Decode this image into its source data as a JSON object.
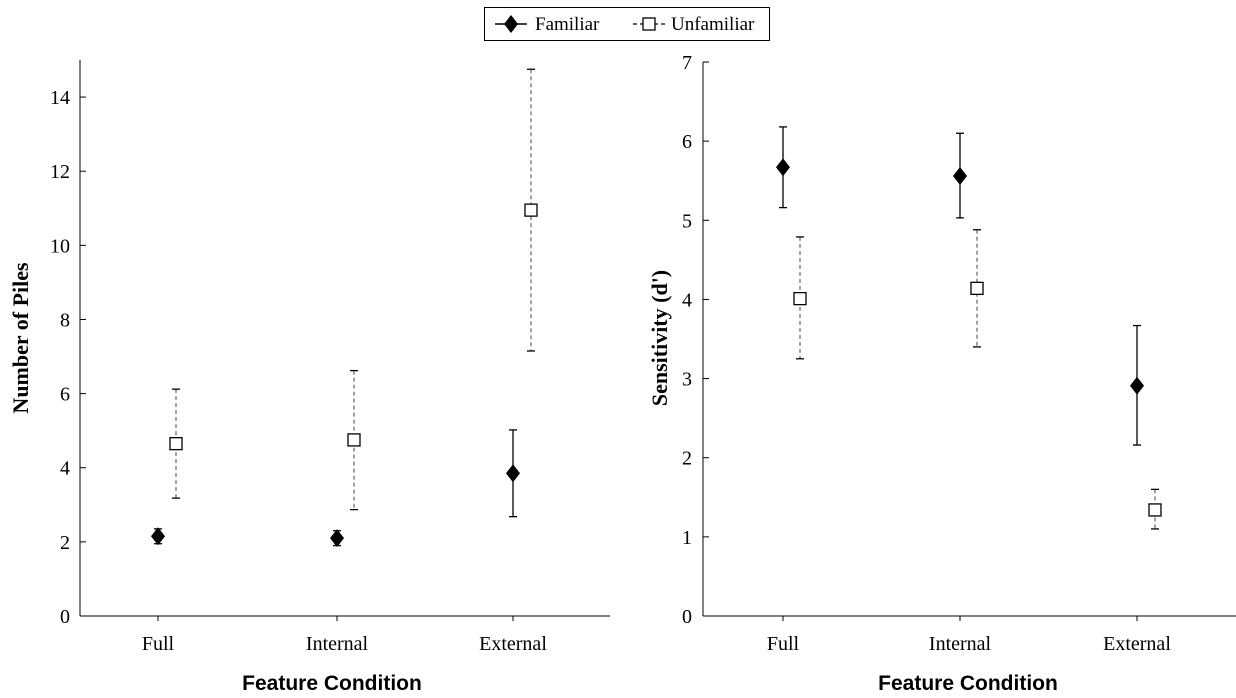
{
  "legend": {
    "familiar_label": "Familiar",
    "unfamiliar_label": "Unfamiliar"
  },
  "chart_data": [
    {
      "type": "scatter",
      "title": "",
      "xlabel": "Feature Condition",
      "ylabel": "Number of Piles",
      "categories": [
        "Full",
        "Internal",
        "External"
      ],
      "ylim": [
        0,
        15
      ],
      "yticks": [
        0,
        2,
        4,
        6,
        8,
        10,
        12,
        14
      ],
      "series": [
        {
          "name": "Familiar",
          "marker": "filled-diamond",
          "line_style": "solid",
          "values": [
            2.15,
            2.1,
            3.85
          ],
          "error_low": [
            1.95,
            1.9,
            2.68
          ],
          "error_high": [
            2.35,
            2.3,
            5.02
          ]
        },
        {
          "name": "Unfamiliar",
          "marker": "open-square",
          "line_style": "dashed",
          "values": [
            4.65,
            4.75,
            10.95
          ],
          "error_low": [
            3.18,
            2.87,
            7.15
          ],
          "error_high": [
            6.12,
            6.62,
            14.75
          ]
        }
      ]
    },
    {
      "type": "scatter",
      "title": "",
      "xlabel": "Feature Condition",
      "ylabel": "Sensitivity (d')",
      "categories": [
        "Full",
        "Internal",
        "External"
      ],
      "ylim": [
        0,
        7
      ],
      "yticks": [
        0,
        1,
        2,
        3,
        4,
        5,
        6,
        7
      ],
      "series": [
        {
          "name": "Familiar",
          "marker": "filled-diamond",
          "line_style": "solid",
          "values": [
            5.67,
            5.56,
            2.91
          ],
          "error_low": [
            5.16,
            5.03,
            2.16
          ],
          "error_high": [
            6.18,
            6.1,
            3.67
          ]
        },
        {
          "name": "Unfamiliar",
          "marker": "open-square",
          "line_style": "dashed",
          "values": [
            4.01,
            4.14,
            1.34
          ],
          "error_low": [
            3.25,
            3.4,
            1.1
          ],
          "error_high": [
            4.79,
            4.88,
            1.6
          ]
        }
      ]
    }
  ]
}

------

Retype every entry verbatim and exclude the pictures from the copy.

_Response below:_
Decode this image into its source data as a JSON object.
{
  "legend": {
    "familiar_label": "Familiar",
    "unfamiliar_label": "Unfamiliar"
  },
  "chart_data": [
    {
      "type": "scatter",
      "title": "",
      "xlabel": "Feature Condition",
      "ylabel": "Number of Piles",
      "categories": [
        "Full",
        "Internal",
        "External"
      ],
      "ylim": [
        0,
        15
      ],
      "yticks": [
        0,
        2,
        4,
        6,
        8,
        10,
        12,
        14
      ],
      "series": [
        {
          "name": "Familiar",
          "marker": "filled-diamond",
          "line_style": "solid",
          "values": [
            2.15,
            2.1,
            3.85
          ],
          "error_low": [
            1.95,
            1.9,
            2.68
          ],
          "error_high": [
            2.35,
            2.3,
            5.02
          ]
        },
        {
          "name": "Unfamiliar",
          "marker": "open-square",
          "line_style": "dashed",
          "values": [
            4.65,
            4.75,
            10.95
          ],
          "error_low": [
            3.18,
            2.87,
            7.15
          ],
          "error_high": [
            6.12,
            6.62,
            14.75
          ]
        }
      ]
    },
    {
      "type": "scatter",
      "title": "",
      "xlabel": "Feature Condition",
      "ylabel": "Sensitivity (d')",
      "categories": [
        "Full",
        "Internal",
        "External"
      ],
      "ylim": [
        0,
        7
      ],
      "yticks": [
        0,
        1,
        2,
        3,
        4,
        5,
        6,
        7
      ],
      "series": [
        {
          "name": "Familiar",
          "marker": "filled-diamond",
          "line_style": "solid",
          "values": [
            5.67,
            5.56,
            2.91
          ],
          "error_low": [
            5.16,
            5.03,
            2.16
          ],
          "error_high": [
            6.18,
            6.1,
            3.67
          ]
        },
        {
          "name": "Unfamiliar",
          "marker": "open-square",
          "line_style": "dashed",
          "values": [
            4.01,
            4.14,
            1.34
          ],
          "error_low": [
            3.25,
            3.4,
            1.1
          ],
          "error_high": [
            4.79,
            4.88,
            1.6
          ]
        }
      ]
    }
  ]
}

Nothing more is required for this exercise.